WHAT YOU NEED TO DO: Present each line of the entries below that holds the word "name".
--- START OF DATASET ENTRIES ---
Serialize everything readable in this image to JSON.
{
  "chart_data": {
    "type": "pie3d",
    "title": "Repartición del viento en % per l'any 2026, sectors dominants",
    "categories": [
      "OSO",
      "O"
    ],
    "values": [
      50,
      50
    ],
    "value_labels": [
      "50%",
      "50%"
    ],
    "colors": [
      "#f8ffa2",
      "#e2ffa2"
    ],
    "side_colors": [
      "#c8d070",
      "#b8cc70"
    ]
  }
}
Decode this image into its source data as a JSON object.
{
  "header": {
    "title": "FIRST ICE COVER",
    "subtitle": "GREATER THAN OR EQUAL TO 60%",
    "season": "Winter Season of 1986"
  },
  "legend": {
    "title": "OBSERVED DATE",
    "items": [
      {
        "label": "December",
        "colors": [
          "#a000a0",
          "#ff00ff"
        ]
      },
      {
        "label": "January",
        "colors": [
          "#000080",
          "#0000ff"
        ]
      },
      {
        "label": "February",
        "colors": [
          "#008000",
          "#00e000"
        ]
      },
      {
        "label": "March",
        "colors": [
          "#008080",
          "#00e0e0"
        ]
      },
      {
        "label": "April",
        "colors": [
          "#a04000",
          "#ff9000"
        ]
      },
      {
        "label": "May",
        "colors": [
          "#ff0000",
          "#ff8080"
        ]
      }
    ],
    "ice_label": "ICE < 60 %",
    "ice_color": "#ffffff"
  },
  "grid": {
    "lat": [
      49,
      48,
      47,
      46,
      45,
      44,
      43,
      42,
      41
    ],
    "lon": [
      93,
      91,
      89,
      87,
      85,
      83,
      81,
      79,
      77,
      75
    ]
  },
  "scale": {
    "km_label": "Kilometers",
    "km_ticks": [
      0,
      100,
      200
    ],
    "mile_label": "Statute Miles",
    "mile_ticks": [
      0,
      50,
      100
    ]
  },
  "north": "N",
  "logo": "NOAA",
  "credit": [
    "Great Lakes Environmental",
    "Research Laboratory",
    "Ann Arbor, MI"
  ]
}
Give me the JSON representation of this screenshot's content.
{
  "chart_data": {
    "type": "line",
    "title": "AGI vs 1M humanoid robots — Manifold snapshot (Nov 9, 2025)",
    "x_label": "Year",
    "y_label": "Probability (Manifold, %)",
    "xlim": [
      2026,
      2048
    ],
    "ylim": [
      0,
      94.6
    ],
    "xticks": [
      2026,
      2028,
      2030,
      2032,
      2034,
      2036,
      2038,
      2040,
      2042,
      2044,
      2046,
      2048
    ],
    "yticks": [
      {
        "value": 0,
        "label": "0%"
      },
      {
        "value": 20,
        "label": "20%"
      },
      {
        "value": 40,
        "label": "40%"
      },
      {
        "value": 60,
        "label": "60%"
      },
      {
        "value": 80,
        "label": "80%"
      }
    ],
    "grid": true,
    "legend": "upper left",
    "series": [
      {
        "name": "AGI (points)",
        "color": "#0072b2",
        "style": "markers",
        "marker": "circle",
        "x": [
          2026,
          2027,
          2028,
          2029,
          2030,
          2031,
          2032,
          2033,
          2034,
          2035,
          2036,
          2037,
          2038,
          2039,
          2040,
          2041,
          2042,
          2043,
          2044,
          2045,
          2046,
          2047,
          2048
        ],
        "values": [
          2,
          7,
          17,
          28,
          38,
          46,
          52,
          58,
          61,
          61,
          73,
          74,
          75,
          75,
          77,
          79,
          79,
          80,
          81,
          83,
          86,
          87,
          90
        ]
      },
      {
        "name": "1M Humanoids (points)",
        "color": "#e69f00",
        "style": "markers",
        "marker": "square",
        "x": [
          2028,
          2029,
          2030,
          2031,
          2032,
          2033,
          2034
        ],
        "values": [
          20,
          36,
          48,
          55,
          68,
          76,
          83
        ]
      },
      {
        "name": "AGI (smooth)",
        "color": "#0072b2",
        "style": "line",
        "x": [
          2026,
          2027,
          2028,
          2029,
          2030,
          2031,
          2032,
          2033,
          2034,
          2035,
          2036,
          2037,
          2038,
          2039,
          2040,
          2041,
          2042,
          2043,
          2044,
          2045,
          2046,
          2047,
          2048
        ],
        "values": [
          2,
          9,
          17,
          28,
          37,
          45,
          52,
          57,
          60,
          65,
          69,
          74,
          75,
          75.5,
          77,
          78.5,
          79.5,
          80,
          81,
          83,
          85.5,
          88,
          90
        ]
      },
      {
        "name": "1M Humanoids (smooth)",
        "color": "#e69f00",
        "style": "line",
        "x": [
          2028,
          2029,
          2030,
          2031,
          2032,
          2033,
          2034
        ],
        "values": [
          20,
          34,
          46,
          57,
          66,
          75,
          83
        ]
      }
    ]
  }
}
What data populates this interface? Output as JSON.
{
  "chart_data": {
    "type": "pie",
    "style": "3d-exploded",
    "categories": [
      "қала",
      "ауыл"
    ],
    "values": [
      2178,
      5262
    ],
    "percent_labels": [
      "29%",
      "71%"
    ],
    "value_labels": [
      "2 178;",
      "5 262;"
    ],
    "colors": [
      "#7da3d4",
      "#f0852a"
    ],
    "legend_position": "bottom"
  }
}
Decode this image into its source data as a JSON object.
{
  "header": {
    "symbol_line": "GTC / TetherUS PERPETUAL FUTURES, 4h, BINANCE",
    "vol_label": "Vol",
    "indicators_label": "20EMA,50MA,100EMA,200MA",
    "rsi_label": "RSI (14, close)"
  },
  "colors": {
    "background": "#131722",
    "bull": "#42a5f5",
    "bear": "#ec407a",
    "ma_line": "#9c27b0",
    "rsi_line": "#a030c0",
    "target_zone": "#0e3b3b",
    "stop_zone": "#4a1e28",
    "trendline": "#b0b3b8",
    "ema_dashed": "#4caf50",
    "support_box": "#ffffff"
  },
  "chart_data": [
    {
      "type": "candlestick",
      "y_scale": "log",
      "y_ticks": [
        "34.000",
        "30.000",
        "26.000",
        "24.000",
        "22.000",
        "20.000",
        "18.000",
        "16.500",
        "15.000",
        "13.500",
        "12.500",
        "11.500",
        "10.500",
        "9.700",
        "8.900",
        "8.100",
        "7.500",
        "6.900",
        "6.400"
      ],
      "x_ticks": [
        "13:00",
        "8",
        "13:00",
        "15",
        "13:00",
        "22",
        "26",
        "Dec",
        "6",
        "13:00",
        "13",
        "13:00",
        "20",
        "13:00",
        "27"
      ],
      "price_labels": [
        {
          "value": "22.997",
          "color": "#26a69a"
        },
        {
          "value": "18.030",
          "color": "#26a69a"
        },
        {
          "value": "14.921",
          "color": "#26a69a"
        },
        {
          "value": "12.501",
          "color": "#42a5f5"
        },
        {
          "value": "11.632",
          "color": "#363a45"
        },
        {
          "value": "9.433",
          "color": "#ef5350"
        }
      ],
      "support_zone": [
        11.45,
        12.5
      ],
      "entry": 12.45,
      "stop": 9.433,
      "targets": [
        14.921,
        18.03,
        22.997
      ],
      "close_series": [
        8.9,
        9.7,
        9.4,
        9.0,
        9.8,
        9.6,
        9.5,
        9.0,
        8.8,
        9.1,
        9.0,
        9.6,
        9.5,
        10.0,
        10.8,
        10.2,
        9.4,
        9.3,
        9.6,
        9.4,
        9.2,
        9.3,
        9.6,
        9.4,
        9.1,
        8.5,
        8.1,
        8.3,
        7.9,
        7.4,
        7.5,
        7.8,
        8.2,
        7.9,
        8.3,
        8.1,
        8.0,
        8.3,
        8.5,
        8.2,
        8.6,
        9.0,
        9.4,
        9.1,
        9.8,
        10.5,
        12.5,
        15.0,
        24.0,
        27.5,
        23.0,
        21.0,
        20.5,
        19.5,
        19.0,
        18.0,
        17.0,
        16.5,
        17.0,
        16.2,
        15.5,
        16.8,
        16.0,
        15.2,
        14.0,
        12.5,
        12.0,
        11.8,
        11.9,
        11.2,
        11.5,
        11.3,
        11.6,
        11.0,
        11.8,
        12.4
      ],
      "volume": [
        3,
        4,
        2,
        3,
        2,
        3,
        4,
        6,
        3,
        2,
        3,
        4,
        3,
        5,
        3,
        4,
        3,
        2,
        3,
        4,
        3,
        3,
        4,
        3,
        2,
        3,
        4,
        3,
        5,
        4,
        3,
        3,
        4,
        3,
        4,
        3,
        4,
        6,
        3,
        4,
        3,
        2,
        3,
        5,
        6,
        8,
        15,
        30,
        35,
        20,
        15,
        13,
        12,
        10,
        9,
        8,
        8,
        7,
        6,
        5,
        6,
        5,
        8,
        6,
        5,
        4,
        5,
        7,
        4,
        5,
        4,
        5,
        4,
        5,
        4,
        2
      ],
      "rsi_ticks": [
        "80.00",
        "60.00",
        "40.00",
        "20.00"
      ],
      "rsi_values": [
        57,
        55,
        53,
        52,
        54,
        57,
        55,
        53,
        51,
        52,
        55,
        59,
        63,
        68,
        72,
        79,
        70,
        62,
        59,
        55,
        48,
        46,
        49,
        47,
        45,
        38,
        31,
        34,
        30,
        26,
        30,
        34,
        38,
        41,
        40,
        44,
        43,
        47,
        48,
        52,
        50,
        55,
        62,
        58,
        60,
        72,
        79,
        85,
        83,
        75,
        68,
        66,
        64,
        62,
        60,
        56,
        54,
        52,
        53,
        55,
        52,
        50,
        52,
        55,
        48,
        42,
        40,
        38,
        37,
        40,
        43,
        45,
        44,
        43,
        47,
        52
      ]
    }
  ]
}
--- END OF DATASET ENTRIES ---
SOLUTION TO THE PROBLEM:
        "name": "AGI (points)",
        "name": "1M Humanoids (points)",
        "name": "AGI (smooth)",
        "name": "1M Humanoids (smooth)",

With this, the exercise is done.